Aim:
Gather up the lines that contain "text".

Dataset excerpts
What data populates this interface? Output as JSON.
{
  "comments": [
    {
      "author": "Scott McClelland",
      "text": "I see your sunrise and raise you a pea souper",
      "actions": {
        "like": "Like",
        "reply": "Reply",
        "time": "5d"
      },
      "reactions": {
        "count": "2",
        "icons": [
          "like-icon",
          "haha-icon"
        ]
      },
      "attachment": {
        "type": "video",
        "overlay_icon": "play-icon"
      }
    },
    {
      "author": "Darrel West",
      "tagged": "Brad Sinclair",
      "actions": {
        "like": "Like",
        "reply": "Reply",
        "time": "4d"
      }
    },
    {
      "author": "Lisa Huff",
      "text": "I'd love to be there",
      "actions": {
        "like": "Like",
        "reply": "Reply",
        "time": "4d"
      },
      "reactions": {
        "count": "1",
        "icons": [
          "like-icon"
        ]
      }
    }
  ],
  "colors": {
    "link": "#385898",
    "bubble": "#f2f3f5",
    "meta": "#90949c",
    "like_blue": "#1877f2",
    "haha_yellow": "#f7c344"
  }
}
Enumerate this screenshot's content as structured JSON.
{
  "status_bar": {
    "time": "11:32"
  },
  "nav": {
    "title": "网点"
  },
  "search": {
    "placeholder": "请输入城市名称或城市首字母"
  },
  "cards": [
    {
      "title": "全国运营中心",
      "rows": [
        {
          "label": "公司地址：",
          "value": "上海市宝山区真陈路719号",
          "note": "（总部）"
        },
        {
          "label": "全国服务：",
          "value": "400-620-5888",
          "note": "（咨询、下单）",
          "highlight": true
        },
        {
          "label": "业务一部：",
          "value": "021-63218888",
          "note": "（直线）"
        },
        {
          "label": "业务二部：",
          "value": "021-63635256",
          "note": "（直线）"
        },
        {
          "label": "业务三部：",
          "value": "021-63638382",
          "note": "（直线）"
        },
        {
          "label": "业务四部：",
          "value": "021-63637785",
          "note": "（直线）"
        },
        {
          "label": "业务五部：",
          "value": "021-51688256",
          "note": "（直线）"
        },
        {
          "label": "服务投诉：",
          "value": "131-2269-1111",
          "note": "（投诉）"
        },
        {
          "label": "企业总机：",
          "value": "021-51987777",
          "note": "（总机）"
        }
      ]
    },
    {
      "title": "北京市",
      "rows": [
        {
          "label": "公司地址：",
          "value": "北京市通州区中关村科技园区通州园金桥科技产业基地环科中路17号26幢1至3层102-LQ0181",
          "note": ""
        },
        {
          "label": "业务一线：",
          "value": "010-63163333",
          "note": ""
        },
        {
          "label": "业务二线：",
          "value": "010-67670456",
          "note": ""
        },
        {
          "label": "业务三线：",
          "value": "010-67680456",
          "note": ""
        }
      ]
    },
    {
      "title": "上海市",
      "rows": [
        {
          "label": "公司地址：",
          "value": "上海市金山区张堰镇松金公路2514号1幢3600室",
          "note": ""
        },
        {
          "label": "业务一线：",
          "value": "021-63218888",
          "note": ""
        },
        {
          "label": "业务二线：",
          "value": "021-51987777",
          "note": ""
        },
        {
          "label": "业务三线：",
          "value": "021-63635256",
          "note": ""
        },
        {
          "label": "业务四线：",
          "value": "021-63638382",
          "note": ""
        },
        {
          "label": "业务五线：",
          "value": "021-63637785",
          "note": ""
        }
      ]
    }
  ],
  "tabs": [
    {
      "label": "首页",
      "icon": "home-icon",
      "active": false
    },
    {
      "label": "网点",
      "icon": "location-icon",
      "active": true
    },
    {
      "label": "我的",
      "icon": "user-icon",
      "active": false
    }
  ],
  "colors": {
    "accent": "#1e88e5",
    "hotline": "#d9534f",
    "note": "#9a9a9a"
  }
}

Exercise response:
      "text": "I see your sunrise and raise you a pea souper",
      "text": "I'd love to be there",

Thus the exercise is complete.